Every line of the records below should be restated exactly.
#### Provided records
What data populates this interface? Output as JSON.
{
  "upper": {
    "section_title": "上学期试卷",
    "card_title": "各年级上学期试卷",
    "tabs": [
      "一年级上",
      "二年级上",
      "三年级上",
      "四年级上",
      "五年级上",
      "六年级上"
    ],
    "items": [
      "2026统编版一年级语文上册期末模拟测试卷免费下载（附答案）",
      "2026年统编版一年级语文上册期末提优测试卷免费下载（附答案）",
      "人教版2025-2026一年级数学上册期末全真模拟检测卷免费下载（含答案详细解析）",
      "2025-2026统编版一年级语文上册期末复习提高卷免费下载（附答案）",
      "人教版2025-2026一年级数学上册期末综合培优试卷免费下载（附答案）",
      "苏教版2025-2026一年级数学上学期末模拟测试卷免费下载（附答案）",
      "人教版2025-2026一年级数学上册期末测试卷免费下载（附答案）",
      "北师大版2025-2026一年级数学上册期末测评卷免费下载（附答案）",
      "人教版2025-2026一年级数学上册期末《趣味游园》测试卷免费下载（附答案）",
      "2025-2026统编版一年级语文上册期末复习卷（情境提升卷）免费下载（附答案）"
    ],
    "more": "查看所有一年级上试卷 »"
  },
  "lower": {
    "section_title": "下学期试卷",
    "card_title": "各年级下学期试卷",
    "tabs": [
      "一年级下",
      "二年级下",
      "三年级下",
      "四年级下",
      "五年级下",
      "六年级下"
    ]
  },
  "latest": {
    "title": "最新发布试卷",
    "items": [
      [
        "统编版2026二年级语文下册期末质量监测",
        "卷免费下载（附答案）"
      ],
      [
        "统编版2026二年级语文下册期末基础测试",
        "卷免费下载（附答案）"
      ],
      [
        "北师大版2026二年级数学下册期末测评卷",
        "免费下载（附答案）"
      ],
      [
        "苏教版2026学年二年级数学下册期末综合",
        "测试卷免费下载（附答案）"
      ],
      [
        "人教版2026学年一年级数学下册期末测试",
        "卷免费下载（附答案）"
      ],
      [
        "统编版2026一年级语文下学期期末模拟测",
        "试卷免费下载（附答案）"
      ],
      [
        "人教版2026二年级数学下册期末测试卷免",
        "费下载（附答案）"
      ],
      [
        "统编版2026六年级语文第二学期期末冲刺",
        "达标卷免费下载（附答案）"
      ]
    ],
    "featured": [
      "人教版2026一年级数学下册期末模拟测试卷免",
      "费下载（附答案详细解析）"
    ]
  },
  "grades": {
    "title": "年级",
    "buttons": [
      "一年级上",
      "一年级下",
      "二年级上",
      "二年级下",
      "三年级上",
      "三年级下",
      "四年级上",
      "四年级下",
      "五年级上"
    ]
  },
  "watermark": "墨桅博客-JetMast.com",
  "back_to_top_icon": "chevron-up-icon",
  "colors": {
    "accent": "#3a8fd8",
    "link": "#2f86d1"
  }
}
########
» **Problem solution**:
What data populates this interface? Output as JSON.
{
  "upper": {
    "section_title": "上学期试卷",
    "card_title": "各年级上学期试卷",
    "tabs": [
      "一年级上",
      "二年级上",
      "三年级上",
      "四年级上",
      "五年级上",
      "六年级上"
    ],
    "items": [
      "2026统编版一年级语文上册期末模拟测试卷免费下载（附答案）",
      "2026年统编版一年级语文上册期末提优测试卷免费下载（附答案）",
      "人教版2025-2026一年级数学上册期末全真模拟检测卷免费下载（含答案详细解析）",
      "2025-2026统编版一年级语文上册期末复习提高卷免费下载（附答案）",
      "人教版2025-2026一年级数学上册期末综合培优试卷免费下载（附答案）",
      "苏教版2025-2026一年级数学上学期末模拟测试卷免费下载（附答案）",
      "人教版2025-2026一年级数学上册期末测试卷免费下载（附答案）",
      "北师大版2025-2026一年级数学上册期末测评卷免费下载（附答案）",
      "人教版2025-2026一年级数学上册期末《趣味游园》测试卷免费下载（附答案）",
      "2025-2026统编版一年级语文上册期末复习卷（情境提升卷）免费下载（附答案）"
    ],
    "more": "查看所有一年级上试卷 »"
  },
  "lower": {
    "section_title": "下学期试卷",
    "card_title": "各年级下学期试卷",
    "tabs": [
      "一年级下",
      "二年级下",
      "三年级下",
      "四年级下",
      "五年级下",
      "六年级下"
    ]
  },
  "latest": {
    "title": "最新发布试卷",
    "items": [
      [
        "统编版2026二年级语文下册期末质量监测",
        "卷免费下载（附答案）"
      ],
      [
        "统编版2026二年级语文下册期末基础测试",
        "卷免费下载（附答案）"
      ],
      [
        "北师大版2026二年级数学下册期末测评卷",
        "免费下载（附答案）"
      ],
      [
        "苏教版2026学年二年级数学下册期末综合",
        "测试卷免费下载（附答案）"
      ],
      [
        "人教版2026学年一年级数学下册期末测试",
        "卷免费下载（附答案）"
      ],
      [
        "统编版2026一年级语文下学期期末模拟测",
        "试卷免费下载（附答案）"
      ],
      [
        "人教版2026二年级数学下册期末测试卷免",
        "费下载（附答案）"
      ],
      [
        "统编版2026六年级语文第二学期期末冲刺",
        "达标卷免费下载（附答案）"
      ]
    ],
    "featured": [
      "人教版2026一年级数学下册期末模拟测试卷免",
      "费下载（附答案详细解析）"
    ]
  },
  "grades": {
    "title": "年级",
    "buttons": [
      "一年级上",
      "一年级下",
      "二年级上",
      "二年级下",
      "三年级上",
      "三年级下",
      "四年级上",
      "四年级下",
      "五年级上"
    ]
  },
  "watermark": "墨桅博客-JetMast.com",
  "back_to_top_icon": "chevron-up-icon",
  "colors": {
    "accent": "#3a8fd8",
    "link": "#2f86d1"
  }
}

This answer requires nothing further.